Direction A: Reproduce the passage of the CNN visualization notes below, starting at "For any Convolutional" and ending at "information on faces.".

Extract provided:
----
Module 7 of CS 7643 - Deep Learning @ Georgia Tech.

DL M7: CNN Visualization

Introduction

Given a trained convolutional neural network (CNN), how can we understand what it has learned? The key idea of this lesson is that we can visualize different aspects of a CNN (intermediate outputs, kernel, gradients, etc.) to gain insight into what’s going on under the hood.

CNN Visualization Strategies

Kernel Weights

For any Convolutional Layer, we can visualize the kernel weights by scaling the weights to values from $[0, 255]$. Recall that weights are initialized to random values; the final learned weights might reveal insight into the structure of a particular learned feature extractor.

kernel-viz

This process isn’t always ideal, considering kernels tend to be small (ex: $3 \times 3$).

Intermediate Outputs

Recall that a convolutional layer produces Feature Maps as output; given an input and kernel (feature extractor), the output represents the final extracted features. We can visualize convolutional activations to understand what aspects of the input are preserved / highlighted as a result of the convolution operation. Consider the following example, which seems to indicate that the given CNN kernel has learned to extract information on faces.

activation-viz

Other approaches for visualizing activations include performing dimensionality reduction into a smaller dimensionality for plotting. For example, we may use approaches like Principle Component Analysis (PCA) or t-SNE to prepare high-dimensional activations for 2D plotting.

tsne

Gradient-Based Visualizations

In previous lessons, we saw how to calculate the gradient of the loss w.r.t. the weights of each layer in order to perform gradient descent. We can also calculate the gradient of the loss w.r.t. our original inputs $\frac{\partial{L}}{\partial{X}}$via a similar process. Okay, but why would we even want to do this?
----
Material to process:

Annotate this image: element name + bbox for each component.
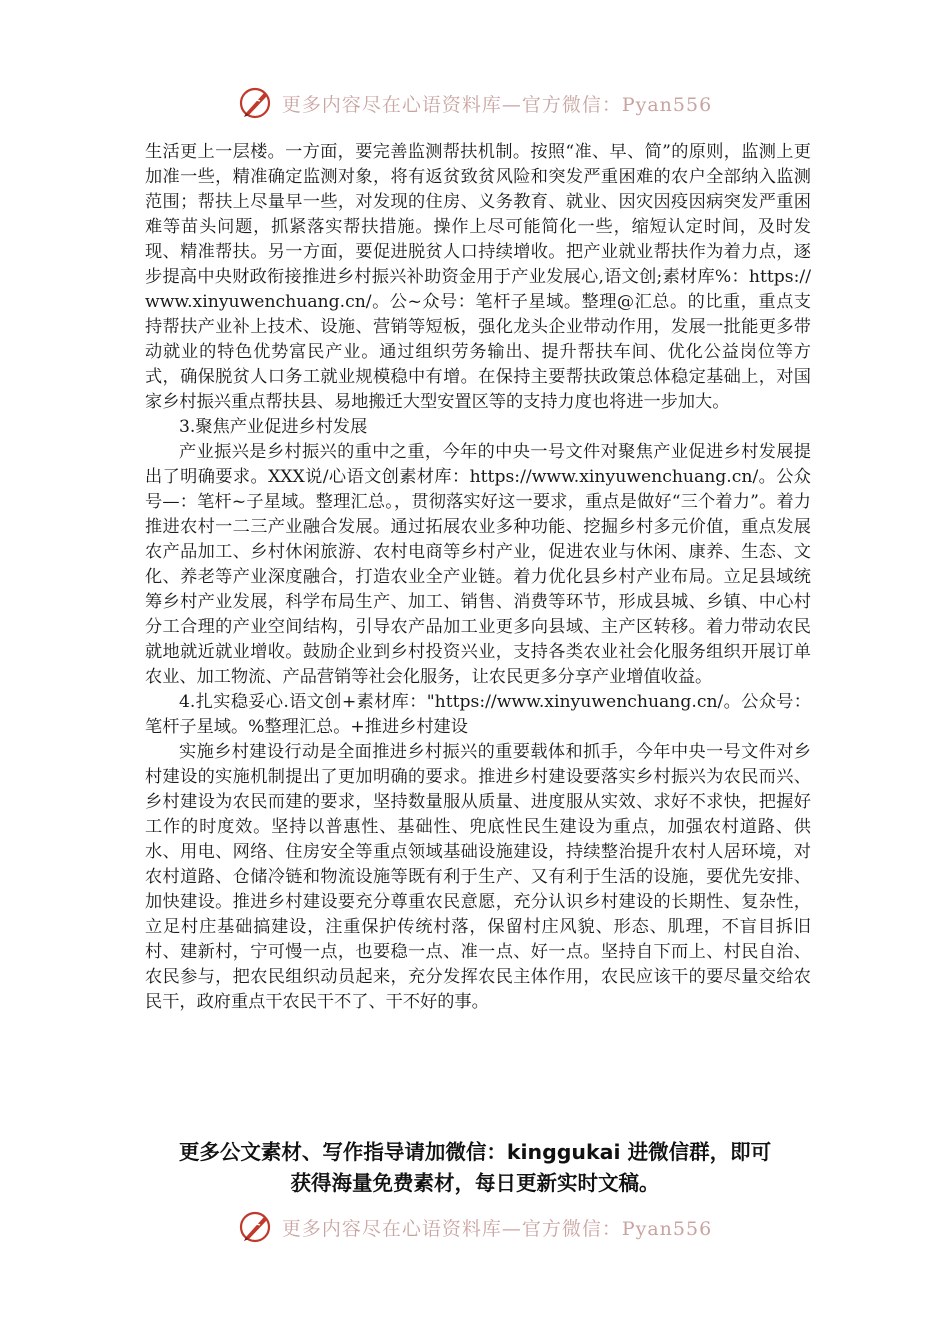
footer-promo-line-1: 更多公文素材、写作指导请加微信：kinggukai 进微信群，即可 (178, 1140, 772, 1164)
watermark-text: 更多内容尽在心语资料库—官方微信：Pyan556 (281, 1217, 713, 1240)
section-heading-3: 3.聚焦产业促进乡村发展 (179, 417, 368, 437)
footer-promo (130, 1137, 820, 1199)
footer-promo-line-2: 获得海量免费素材，每日更新实时文稿。 (290, 1171, 660, 1195)
pen-logo-icon (238, 85, 274, 121)
paragraph-industry: 产业振兴是乡村振兴的重中之重，今年的中央一号文件对聚焦产业促进乡村发展提出了明确要求。XXX说/心语文创素材库：https://www.xinyuwenchuang.cn/。公众号—：笔杆~子星域。整理汇总。，贯彻落实好这一要求，重点是做好“三个着力”。着力推进农村一二三产业融合发展。通过拓展农业多种功能、挖掘乡村多元价值，重点发展农产品加工、乡村休闲旅游、农村电商等乡村产业，促进农业与休闲、康养、生态、文化、养老等产业深度融合，打造农业全产业链。着力优化县乡村产业布局。立足县域统筹乡村产业发展，科学布局生产、加工、销售、消费等环节，形成县城、乡镇、中心村分工合理的产业空间结构，引导农产品加工业更多向县域、主产区转移。着力带动农民就地就近就业增收。鼓励企业到乡村投资兴业，支持各类农业社会化服务组织开展订单农业、加工物流、产品营销等社会化服务，让农民更多分享产业增值收益。 (145, 442, 811, 687)
header-watermark (0, 82, 950, 124)
footer-watermark (0, 1206, 950, 1248)
document-body (145, 140, 811, 1015)
paragraph-monitoring: 生活更上一层楼。一方面，要完善监测帮扶机制。按照“准、早、简”的原则，监测上更加准一些，精准确定监测对象，将有返贫致贫风险和突发严重困难的农户全部纳入监测范围；帮扶上尽量早一些，对发现的住房、义务教育、就业、因灾因疫因病突发严重困难等苗头问题，抓紧落实帮扶措施。操作上尽可能简化一些，缩短认定时间，及时发现、精准帮扶。另一方面，要促进脱贫人口持续增收。把产业就业帮扶作为着力点，逐步提高中央财政衔接推进乡村振兴补助资金用于产业发展心,语文创;素材库%：https://www.xinyuwenchuang.cn/。公~众号：笔杆子星域。整理@汇总。的比重，重点支持帮扶产业补上技术、设施、营销等短板，强化龙头企业带动作用，发展一批能更多带动就业的特色优势富民产业。通过组织劳务输出、提升帮扶车间、优化公益岗位等方式，确保脱贫人口务工就业规模稳中有增。在保持主要帮扶政策总体稳定基础上，对国家乡村振兴重点帮扶县、易地搬迁大型安置区等的支持力度也将进一步加大。 (145, 142, 811, 412)
watermark-text: 更多内容尽在心语资料库—官方微信：Pyan556 (281, 93, 713, 116)
paragraph-rural-construction: 实施乡村建设行动是全面推进乡村振兴的重要载体和抓手，今年中央一号文件对乡村建设的实施机制提出了更加明确的要求。推进乡村建设要落实乡村振兴为农民而兴、乡村建设为农民而建的要求，坚持数量服从质量、进度服从实效、求好不求快，把握好工作的时度效。坚持以普惠性、基础性、兜底性民生建设为重点，加强农村道路、供水、用电、网络、住房安全等重点领域基础设施建设，持续整治提升农村人居环境，对农村道路、仓储冷链和物流设施等既有利于生产、又有利于生活的设施，要优先安排、加快建设。推进乡村建设要充分尊重农民意愿，充分认识乡村建设的长期性、复杂性，立足村庄基础搞建设，注重保护传统村落，保留村庄风貌、形态、肌理，不盲目拆旧村、建新村，宁可慢一点，也要稳一点、准一点、好一点。坚持自下而上、村民自治、农民参与，把农民组织动员起来，充分发挥农民主体作用，农民应该干的要尽量交给农民干，政府重点干农民干不了、干不好的事。 (145, 742, 811, 1012)
pen-logo-icon (238, 1209, 274, 1245)
section-heading-4: 4.扎实稳妥心.语文创+素材库："https://www.xinyuwenchuang.cn/。公众号：笔杆子星域。%整理汇总。+推进乡村建设 (145, 692, 811, 737)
----
Direction B: From the listing above, pick out every line that contains the string "heading". Case counts.

Final answer A:
For any Convolutional Layer, we can visualize the kernel weights by scaling the weights to values from $[0, 255]$. Recall that weights are initialized to random values; the final learned weights might reveal insight into the structure of a particular learned feature extractor.

kernel-viz

This process isn’t always ideal, considering kernels tend to be small (ex: $3 \times 3$).

Intermediate Outputs

Recall that a convolutional layer produces Feature Maps as output; given an input and kernel (feature extractor), the output represents the final extracted features. We can visualize convolutional activations to understand what aspects of the input are preserved / highlighted as a result of the convolution operation. Consider the following example, which seems to indicate that the given CNN kernel has learned to extract information on faces.

Final answer B:
section-heading-3: 3.聚焦产业促进乡村发展 (179, 417, 368, 437)
section-heading-4: 4.扎实稳妥心.语文创+素材库："https://www.xinyuwenchuang.cn/。公众号：笔杆子星域。%整理汇总。+推进乡村建设 (145, 692, 811, 737)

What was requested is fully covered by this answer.